**WRITTEN PROBLEM**
Give every line of the data again, unchanged, but with no pictures.

**RECORDED INFORMATION**
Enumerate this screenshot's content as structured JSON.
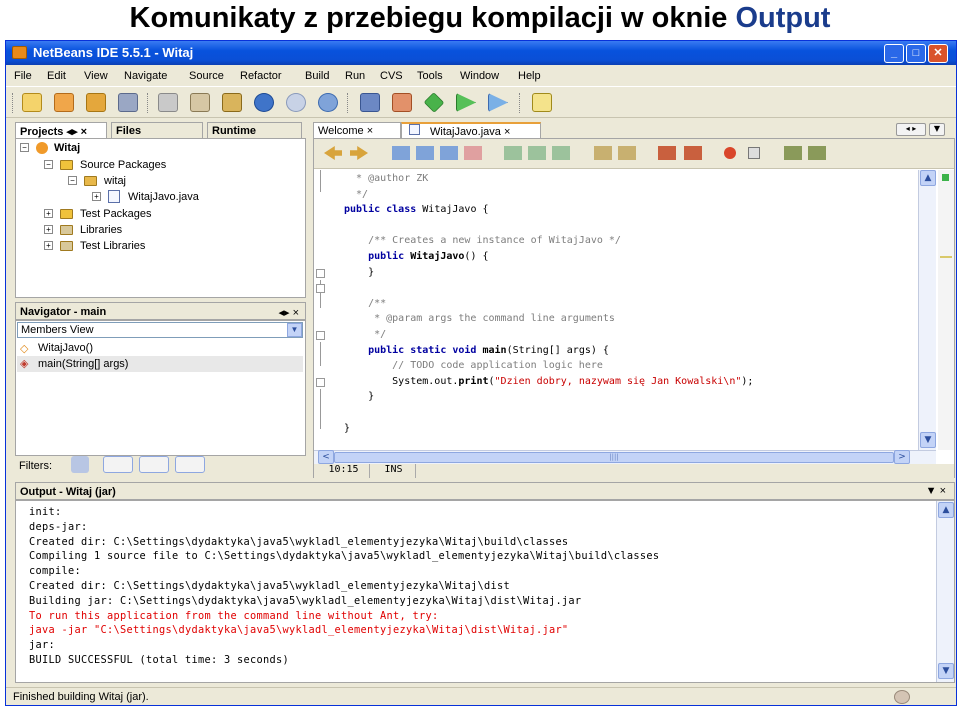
{
  "slide_title": {
    "part1": "Komunikaty z przebiegu kompilacji w oknie ",
    "part2": "Output"
  },
  "window": {
    "title": "NetBeans IDE 5.5.1 - Witaj",
    "min": "_",
    "max": "□",
    "close": "✕"
  },
  "menu": [
    "File",
    "Edit",
    "View",
    "Navigate",
    "Source",
    "Refactor",
    "Build",
    "Run",
    "CVS",
    "Tools",
    "Window",
    "Help"
  ],
  "projects_panel": {
    "tabs": [
      "Projects ◂▸ ×",
      "Files",
      "Runtime"
    ],
    "tree": [
      {
        "label": "Witaj",
        "bold": true
      },
      {
        "label": "Source Packages"
      },
      {
        "label": "witaj"
      },
      {
        "label": "WitajJavo.java"
      },
      {
        "label": "Test Packages"
      },
      {
        "label": "Libraries"
      },
      {
        "label": "Test Libraries"
      }
    ]
  },
  "navigator": {
    "title": "Navigator - main",
    "controls": "◂▸ ×",
    "view": "Members View",
    "items": [
      "WitajJavo()",
      "main(String[] args)"
    ],
    "filters_label": "Filters:"
  },
  "editor": {
    "tabs": [
      "Welcome ×",
      "WitajJavo.java ×"
    ],
    "status_pos": "10:15",
    "status_mode": "INS",
    "scroll_left": "<",
    "scroll_right": ">",
    "scroll_grip": "||||",
    "lines": [
      {
        "segments": [
          {
            "t": "  * @author ZK",
            "c": "cm"
          }
        ]
      },
      {
        "segments": [
          {
            "t": "  */",
            "c": "cm"
          }
        ]
      },
      {
        "segments": [
          {
            "t": "public class ",
            "c": "kw"
          },
          {
            "t": "WitajJavo {",
            "c": ""
          }
        ]
      },
      {
        "segments": [
          {
            "t": "",
            "c": ""
          }
        ]
      },
      {
        "segments": [
          {
            "t": "    /** Creates a new instance of WitajJavo */",
            "c": "cm"
          }
        ]
      },
      {
        "segments": [
          {
            "t": "    public ",
            "c": "kw"
          },
          {
            "t": "WitajJavo",
            "c": "b"
          },
          {
            "t": "() {",
            "c": ""
          }
        ]
      },
      {
        "segments": [
          {
            "t": "    }",
            "c": ""
          }
        ]
      },
      {
        "segments": [
          {
            "t": "",
            "c": ""
          }
        ]
      },
      {
        "segments": [
          {
            "t": "    /**",
            "c": "cm"
          }
        ]
      },
      {
        "segments": [
          {
            "t": "     * @param args the command line arguments",
            "c": "cm"
          }
        ]
      },
      {
        "segments": [
          {
            "t": "     */",
            "c": "cm"
          }
        ]
      },
      {
        "segments": [
          {
            "t": "    public static void ",
            "c": "kw"
          },
          {
            "t": "main",
            "c": "b"
          },
          {
            "t": "(String[] args) {",
            "c": ""
          }
        ]
      },
      {
        "segments": [
          {
            "t": "        // TODO code application logic here",
            "c": "cm"
          }
        ]
      },
      {
        "segments": [
          {
            "t": "        System.out.",
            "c": ""
          },
          {
            "t": "print",
            "c": "b"
          },
          {
            "t": "(",
            "c": ""
          },
          {
            "t": "\"Dzien dobry, nazywam się Jan Kowalski\\n\"",
            "c": "str"
          },
          {
            "t": ");",
            "c": ""
          }
        ]
      },
      {
        "segments": [
          {
            "t": "    }",
            "c": ""
          }
        ]
      },
      {
        "segments": [
          {
            "t": "",
            "c": ""
          }
        ]
      },
      {
        "segments": [
          {
            "t": "}",
            "c": ""
          }
        ]
      }
    ]
  },
  "output": {
    "title": "Output - Witaj (jar)",
    "controls": "▼ ×",
    "lines": [
      {
        "text": "init:",
        "red": false
      },
      {
        "text": "deps-jar:",
        "red": false
      },
      {
        "text": "Created dir: C:\\Settings\\dydaktyka\\java5\\wykladl_elementyjezyka\\Witaj\\build\\classes",
        "red": false
      },
      {
        "text": "Compiling 1 source file to C:\\Settings\\dydaktyka\\java5\\wykladl_elementyjezyka\\Witaj\\build\\classes",
        "red": false
      },
      {
        "text": "compile:",
        "red": false
      },
      {
        "text": "Created dir: C:\\Settings\\dydaktyka\\java5\\wykladl_elementyjezyka\\Witaj\\dist",
        "red": false
      },
      {
        "text": "Building jar: C:\\Settings\\dydaktyka\\java5\\wykladl_elementyjezyka\\Witaj\\dist\\Witaj.jar",
        "red": false
      },
      {
        "text": "To run this application from the command line without Ant, try:",
        "red": true
      },
      {
        "text": "java -jar \"C:\\Settings\\dydaktyka\\java5\\wykladl_elementyjezyka\\Witaj\\dist\\Witaj.jar\"",
        "red": true
      },
      {
        "text": "jar:",
        "red": false
      },
      {
        "text": "BUILD SUCCESSFUL (total time: 3 seconds)",
        "red": false
      }
    ]
  },
  "status_bar": "Finished building Witaj (jar).",
  "colors": {
    "titlebar": "#0852dd",
    "keyword": "#0000a0",
    "comment": "#7d7d7d",
    "string": "#c80000",
    "output_red": "#e00000"
  }
}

**THE ANSWER**
Enumerate this screenshot's content as structured JSON.
{
  "slide_title": {
    "part1": "Komunikaty z przebiegu kompilacji w oknie ",
    "part2": "Output"
  },
  "window": {
    "title": "NetBeans IDE 5.5.1 - Witaj",
    "min": "_",
    "max": "□",
    "close": "✕"
  },
  "menu": [
    "File",
    "Edit",
    "View",
    "Navigate",
    "Source",
    "Refactor",
    "Build",
    "Run",
    "CVS",
    "Tools",
    "Window",
    "Help"
  ],
  "projects_panel": {
    "tabs": [
      "Projects ◂▸ ×",
      "Files",
      "Runtime"
    ],
    "tree": [
      {
        "label": "Witaj",
        "bold": true
      },
      {
        "label": "Source Packages"
      },
      {
        "label": "witaj"
      },
      {
        "label": "WitajJavo.java"
      },
      {
        "label": "Test Packages"
      },
      {
        "label": "Libraries"
      },
      {
        "label": "Test Libraries"
      }
    ]
  },
  "navigator": {
    "title": "Navigator - main",
    "controls": "◂▸ ×",
    "view": "Members View",
    "items": [
      "WitajJavo()",
      "main(String[] args)"
    ],
    "filters_label": "Filters:"
  },
  "editor": {
    "tabs": [
      "Welcome ×",
      "WitajJavo.java ×"
    ],
    "status_pos": "10:15",
    "status_mode": "INS",
    "scroll_left": "<",
    "scroll_right": ">",
    "scroll_grip": "||||",
    "lines": [
      {
        "segments": [
          {
            "t": "  * @author ZK",
            "c": "cm"
          }
        ]
      },
      {
        "segments": [
          {
            "t": "  */",
            "c": "cm"
          }
        ]
      },
      {
        "segments": [
          {
            "t": "public class ",
            "c": "kw"
          },
          {
            "t": "WitajJavo {",
            "c": ""
          }
        ]
      },
      {
        "segments": [
          {
            "t": "",
            "c": ""
          }
        ]
      },
      {
        "segments": [
          {
            "t": "    /** Creates a new instance of WitajJavo */",
            "c": "cm"
          }
        ]
      },
      {
        "segments": [
          {
            "t": "    public ",
            "c": "kw"
          },
          {
            "t": "WitajJavo",
            "c": "b"
          },
          {
            "t": "() {",
            "c": ""
          }
        ]
      },
      {
        "segments": [
          {
            "t": "    }",
            "c": ""
          }
        ]
      },
      {
        "segments": [
          {
            "t": "",
            "c": ""
          }
        ]
      },
      {
        "segments": [
          {
            "t": "    /**",
            "c": "cm"
          }
        ]
      },
      {
        "segments": [
          {
            "t": "     * @param args the command line arguments",
            "c": "cm"
          }
        ]
      },
      {
        "segments": [
          {
            "t": "     */",
            "c": "cm"
          }
        ]
      },
      {
        "segments": [
          {
            "t": "    public static void ",
            "c": "kw"
          },
          {
            "t": "main",
            "c": "b"
          },
          {
            "t": "(String[] args) {",
            "c": ""
          }
        ]
      },
      {
        "segments": [
          {
            "t": "        // TODO code application logic here",
            "c": "cm"
          }
        ]
      },
      {
        "segments": [
          {
            "t": "        System.out.",
            "c": ""
          },
          {
            "t": "print",
            "c": "b"
          },
          {
            "t": "(",
            "c": ""
          },
          {
            "t": "\"Dzien dobry, nazywam się Jan Kowalski\\n\"",
            "c": "str"
          },
          {
            "t": ");",
            "c": ""
          }
        ]
      },
      {
        "segments": [
          {
            "t": "    }",
            "c": ""
          }
        ]
      },
      {
        "segments": [
          {
            "t": "",
            "c": ""
          }
        ]
      },
      {
        "segments": [
          {
            "t": "}",
            "c": ""
          }
        ]
      }
    ]
  },
  "output": {
    "title": "Output - Witaj (jar)",
    "controls": "▼ ×",
    "lines": [
      {
        "text": "init:",
        "red": false
      },
      {
        "text": "deps-jar:",
        "red": false
      },
      {
        "text": "Created dir: C:\\Settings\\dydaktyka\\java5\\wykladl_elementyjezyka\\Witaj\\build\\classes",
        "red": false
      },
      {
        "text": "Compiling 1 source file to C:\\Settings\\dydaktyka\\java5\\wykladl_elementyjezyka\\Witaj\\build\\classes",
        "red": false
      },
      {
        "text": "compile:",
        "red": false
      },
      {
        "text": "Created dir: C:\\Settings\\dydaktyka\\java5\\wykladl_elementyjezyka\\Witaj\\dist",
        "red": false
      },
      {
        "text": "Building jar: C:\\Settings\\dydaktyka\\java5\\wykladl_elementyjezyka\\Witaj\\dist\\Witaj.jar",
        "red": false
      },
      {
        "text": "To run this application from the command line without Ant, try:",
        "red": true
      },
      {
        "text": "java -jar \"C:\\Settings\\dydaktyka\\java5\\wykladl_elementyjezyka\\Witaj\\dist\\Witaj.jar\"",
        "red": true
      },
      {
        "text": "jar:",
        "red": false
      },
      {
        "text": "BUILD SUCCESSFUL (total time: 3 seconds)",
        "red": false
      }
    ]
  },
  "status_bar": "Finished building Witaj (jar).",
  "colors": {
    "titlebar": "#0852dd",
    "keyword": "#0000a0",
    "comment": "#7d7d7d",
    "string": "#c80000",
    "output_red": "#e00000"
  }
}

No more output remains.